> _DIRECTIONS FOR THIS TASK_
Go through the records and give each one again exactly.

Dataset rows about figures
((
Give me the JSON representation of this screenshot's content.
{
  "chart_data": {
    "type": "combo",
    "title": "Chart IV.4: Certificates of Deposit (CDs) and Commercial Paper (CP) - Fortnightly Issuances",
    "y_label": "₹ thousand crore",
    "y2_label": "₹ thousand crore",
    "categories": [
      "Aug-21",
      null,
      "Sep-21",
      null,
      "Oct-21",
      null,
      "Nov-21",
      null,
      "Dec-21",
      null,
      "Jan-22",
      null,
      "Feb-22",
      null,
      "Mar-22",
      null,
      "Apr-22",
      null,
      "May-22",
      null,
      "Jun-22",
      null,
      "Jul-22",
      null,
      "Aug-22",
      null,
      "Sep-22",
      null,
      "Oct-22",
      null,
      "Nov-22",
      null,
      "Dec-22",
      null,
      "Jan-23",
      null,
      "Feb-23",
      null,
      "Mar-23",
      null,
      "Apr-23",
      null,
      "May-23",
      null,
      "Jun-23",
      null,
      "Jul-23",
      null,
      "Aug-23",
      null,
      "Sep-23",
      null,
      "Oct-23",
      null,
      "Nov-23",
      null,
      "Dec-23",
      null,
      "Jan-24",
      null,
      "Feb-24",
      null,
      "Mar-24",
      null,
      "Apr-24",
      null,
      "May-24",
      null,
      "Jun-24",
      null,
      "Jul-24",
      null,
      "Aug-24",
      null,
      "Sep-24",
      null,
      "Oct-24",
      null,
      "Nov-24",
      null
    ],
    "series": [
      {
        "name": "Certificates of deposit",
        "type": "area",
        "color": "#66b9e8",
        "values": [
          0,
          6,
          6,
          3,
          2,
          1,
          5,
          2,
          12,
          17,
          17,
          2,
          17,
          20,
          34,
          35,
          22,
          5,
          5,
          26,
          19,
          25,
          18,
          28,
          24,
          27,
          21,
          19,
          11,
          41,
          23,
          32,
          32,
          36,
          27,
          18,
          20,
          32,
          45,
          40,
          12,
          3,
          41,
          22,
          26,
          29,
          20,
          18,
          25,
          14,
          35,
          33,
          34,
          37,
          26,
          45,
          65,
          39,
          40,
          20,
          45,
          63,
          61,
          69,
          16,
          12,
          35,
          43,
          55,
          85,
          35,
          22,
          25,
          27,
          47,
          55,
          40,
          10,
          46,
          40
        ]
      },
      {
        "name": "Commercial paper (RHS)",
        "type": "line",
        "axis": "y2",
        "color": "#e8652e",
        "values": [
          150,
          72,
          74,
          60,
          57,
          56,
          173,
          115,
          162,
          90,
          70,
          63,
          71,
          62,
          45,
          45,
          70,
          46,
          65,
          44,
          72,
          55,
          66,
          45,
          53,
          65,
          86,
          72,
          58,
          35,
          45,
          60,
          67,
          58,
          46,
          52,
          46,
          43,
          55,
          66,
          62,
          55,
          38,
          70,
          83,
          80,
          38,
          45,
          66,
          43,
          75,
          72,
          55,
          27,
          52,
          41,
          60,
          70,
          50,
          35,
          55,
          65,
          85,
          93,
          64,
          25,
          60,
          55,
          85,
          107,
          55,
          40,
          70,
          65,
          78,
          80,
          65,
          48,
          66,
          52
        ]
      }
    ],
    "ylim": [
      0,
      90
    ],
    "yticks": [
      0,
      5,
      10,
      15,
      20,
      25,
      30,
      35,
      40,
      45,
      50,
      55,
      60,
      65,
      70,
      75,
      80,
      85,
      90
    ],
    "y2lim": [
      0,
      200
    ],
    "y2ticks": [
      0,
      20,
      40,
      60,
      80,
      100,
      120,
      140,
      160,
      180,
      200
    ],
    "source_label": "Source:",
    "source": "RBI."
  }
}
))
> _EXPECTED OUTPUT_
Give me the JSON representation of this screenshot's content.
{
  "chart_data": {
    "type": "combo",
    "title": "Chart IV.4: Certificates of Deposit (CDs) and Commercial Paper (CP) - Fortnightly Issuances",
    "y_label": "₹ thousand crore",
    "y2_label": "₹ thousand crore",
    "categories": [
      "Aug-21",
      null,
      "Sep-21",
      null,
      "Oct-21",
      null,
      "Nov-21",
      null,
      "Dec-21",
      null,
      "Jan-22",
      null,
      "Feb-22",
      null,
      "Mar-22",
      null,
      "Apr-22",
      null,
      "May-22",
      null,
      "Jun-22",
      null,
      "Jul-22",
      null,
      "Aug-22",
      null,
      "Sep-22",
      null,
      "Oct-22",
      null,
      "Nov-22",
      null,
      "Dec-22",
      null,
      "Jan-23",
      null,
      "Feb-23",
      null,
      "Mar-23",
      null,
      "Apr-23",
      null,
      "May-23",
      null,
      "Jun-23",
      null,
      "Jul-23",
      null,
      "Aug-23",
      null,
      "Sep-23",
      null,
      "Oct-23",
      null,
      "Nov-23",
      null,
      "Dec-23",
      null,
      "Jan-24",
      null,
      "Feb-24",
      null,
      "Mar-24",
      null,
      "Apr-24",
      null,
      "May-24",
      null,
      "Jun-24",
      null,
      "Jul-24",
      null,
      "Aug-24",
      null,
      "Sep-24",
      null,
      "Oct-24",
      null,
      "Nov-24",
      null
    ],
    "series": [
      {
        "name": "Certificates of deposit",
        "type": "area",
        "color": "#66b9e8",
        "values": [
          0,
          6,
          6,
          3,
          2,
          1,
          5,
          2,
          12,
          17,
          17,
          2,
          17,
          20,
          34,
          35,
          22,
          5,
          5,
          26,
          19,
          25,
          18,
          28,
          24,
          27,
          21,
          19,
          11,
          41,
          23,
          32,
          32,
          36,
          27,
          18,
          20,
          32,
          45,
          40,
          12,
          3,
          41,
          22,
          26,
          29,
          20,
          18,
          25,
          14,
          35,
          33,
          34,
          37,
          26,
          45,
          65,
          39,
          40,
          20,
          45,
          63,
          61,
          69,
          16,
          12,
          35,
          43,
          55,
          85,
          35,
          22,
          25,
          27,
          47,
          55,
          40,
          10,
          46,
          40
        ]
      },
      {
        "name": "Commercial paper (RHS)",
        "type": "line",
        "axis": "y2",
        "color": "#e8652e",
        "values": [
          150,
          72,
          74,
          60,
          57,
          56,
          173,
          115,
          162,
          90,
          70,
          63,
          71,
          62,
          45,
          45,
          70,
          46,
          65,
          44,
          72,
          55,
          66,
          45,
          53,
          65,
          86,
          72,
          58,
          35,
          45,
          60,
          67,
          58,
          46,
          52,
          46,
          43,
          55,
          66,
          62,
          55,
          38,
          70,
          83,
          80,
          38,
          45,
          66,
          43,
          75,
          72,
          55,
          27,
          52,
          41,
          60,
          70,
          50,
          35,
          55,
          65,
          85,
          93,
          64,
          25,
          60,
          55,
          85,
          107,
          55,
          40,
          70,
          65,
          78,
          80,
          65,
          48,
          66,
          52
        ]
      }
    ],
    "ylim": [
      0,
      90
    ],
    "yticks": [
      0,
      5,
      10,
      15,
      20,
      25,
      30,
      35,
      40,
      45,
      50,
      55,
      60,
      65,
      70,
      75,
      80,
      85,
      90
    ],
    "y2lim": [
      0,
      200
    ],
    "y2ticks": [
      0,
      20,
      40,
      60,
      80,
      100,
      120,
      140,
      160,
      180,
      200
    ],
    "source_label": "Source:",
    "source": "RBI."
  }
}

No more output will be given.